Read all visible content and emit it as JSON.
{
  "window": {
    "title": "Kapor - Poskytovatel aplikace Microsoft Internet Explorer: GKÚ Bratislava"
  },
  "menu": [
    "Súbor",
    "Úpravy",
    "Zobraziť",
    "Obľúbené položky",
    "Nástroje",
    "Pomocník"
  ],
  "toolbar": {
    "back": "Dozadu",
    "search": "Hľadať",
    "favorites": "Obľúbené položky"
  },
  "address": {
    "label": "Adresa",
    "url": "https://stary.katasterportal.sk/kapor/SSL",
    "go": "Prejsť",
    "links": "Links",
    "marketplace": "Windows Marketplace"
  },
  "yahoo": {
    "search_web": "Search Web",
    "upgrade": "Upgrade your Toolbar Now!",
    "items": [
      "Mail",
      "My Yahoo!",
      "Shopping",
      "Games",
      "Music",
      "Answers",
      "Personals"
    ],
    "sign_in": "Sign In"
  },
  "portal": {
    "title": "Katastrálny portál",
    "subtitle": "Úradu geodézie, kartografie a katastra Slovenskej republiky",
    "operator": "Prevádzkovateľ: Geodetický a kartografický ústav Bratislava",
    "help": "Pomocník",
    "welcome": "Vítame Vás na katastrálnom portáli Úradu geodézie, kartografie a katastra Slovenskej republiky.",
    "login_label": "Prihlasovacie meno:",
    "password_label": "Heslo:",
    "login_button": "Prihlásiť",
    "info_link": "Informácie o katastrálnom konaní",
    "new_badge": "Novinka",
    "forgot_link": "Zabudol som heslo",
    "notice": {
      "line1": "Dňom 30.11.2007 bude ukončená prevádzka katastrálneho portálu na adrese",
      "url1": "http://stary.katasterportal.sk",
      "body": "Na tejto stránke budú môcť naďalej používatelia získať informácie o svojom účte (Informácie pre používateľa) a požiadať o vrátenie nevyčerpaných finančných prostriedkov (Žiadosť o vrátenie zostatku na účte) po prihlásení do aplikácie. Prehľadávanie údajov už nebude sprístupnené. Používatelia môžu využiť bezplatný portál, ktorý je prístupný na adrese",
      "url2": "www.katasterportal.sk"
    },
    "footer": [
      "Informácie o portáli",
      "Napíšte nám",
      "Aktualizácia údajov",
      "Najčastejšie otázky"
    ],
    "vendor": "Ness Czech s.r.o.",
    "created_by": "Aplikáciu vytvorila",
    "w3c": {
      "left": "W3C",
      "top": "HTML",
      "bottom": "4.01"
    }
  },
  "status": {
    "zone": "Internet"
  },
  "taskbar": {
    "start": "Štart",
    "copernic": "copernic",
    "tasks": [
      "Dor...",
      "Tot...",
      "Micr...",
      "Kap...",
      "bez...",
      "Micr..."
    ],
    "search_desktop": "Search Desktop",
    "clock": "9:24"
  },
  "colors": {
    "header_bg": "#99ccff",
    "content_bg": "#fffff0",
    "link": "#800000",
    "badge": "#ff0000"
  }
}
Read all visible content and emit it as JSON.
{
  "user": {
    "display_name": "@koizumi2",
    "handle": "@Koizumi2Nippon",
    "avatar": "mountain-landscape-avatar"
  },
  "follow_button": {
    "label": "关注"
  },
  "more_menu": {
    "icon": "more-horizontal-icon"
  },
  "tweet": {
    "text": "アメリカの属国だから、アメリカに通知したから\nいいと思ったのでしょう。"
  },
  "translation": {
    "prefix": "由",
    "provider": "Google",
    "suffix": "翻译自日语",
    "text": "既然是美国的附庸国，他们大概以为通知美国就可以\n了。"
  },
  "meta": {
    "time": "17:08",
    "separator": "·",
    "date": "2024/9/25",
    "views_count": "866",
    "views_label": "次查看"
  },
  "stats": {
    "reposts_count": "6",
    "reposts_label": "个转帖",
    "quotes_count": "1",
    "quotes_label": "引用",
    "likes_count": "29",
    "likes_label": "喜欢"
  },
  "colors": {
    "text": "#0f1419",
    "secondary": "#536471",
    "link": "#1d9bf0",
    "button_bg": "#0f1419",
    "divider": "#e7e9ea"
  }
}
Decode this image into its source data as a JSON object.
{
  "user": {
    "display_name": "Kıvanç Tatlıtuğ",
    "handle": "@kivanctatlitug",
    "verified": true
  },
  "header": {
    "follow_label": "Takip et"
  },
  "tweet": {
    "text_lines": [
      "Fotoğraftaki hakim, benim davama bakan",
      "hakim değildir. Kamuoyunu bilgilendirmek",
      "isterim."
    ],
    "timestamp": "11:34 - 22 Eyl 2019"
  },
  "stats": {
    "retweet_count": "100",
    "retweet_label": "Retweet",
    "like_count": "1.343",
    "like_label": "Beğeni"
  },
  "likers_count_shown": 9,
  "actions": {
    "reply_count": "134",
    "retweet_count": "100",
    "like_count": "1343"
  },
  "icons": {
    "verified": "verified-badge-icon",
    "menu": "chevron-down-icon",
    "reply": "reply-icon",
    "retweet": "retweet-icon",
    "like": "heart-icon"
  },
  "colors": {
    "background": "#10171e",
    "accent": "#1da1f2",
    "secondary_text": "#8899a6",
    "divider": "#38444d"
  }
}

Work to do> Spot every line that holds "adrese" and copy it.

Solution for this exercise>
      "line1": "Dňom 30.11.2007 bude ukončená prevádzka katastrálneho portálu na adrese",
      "body": "Na tejto stránke budú môcť naďalej používatelia získať informácie o svojom účte (Informácie pre používateľa) a požiadať o vrátenie nevyčerpaných finančných prostriedkov (Žiadosť o vrátenie zostatku na účte) po prihlásení do aplikácie. Prehľadávanie údajov už nebude sprístupnené. Používatelia môžu využiť bezplatný portál, ktorý je prístupný na adrese",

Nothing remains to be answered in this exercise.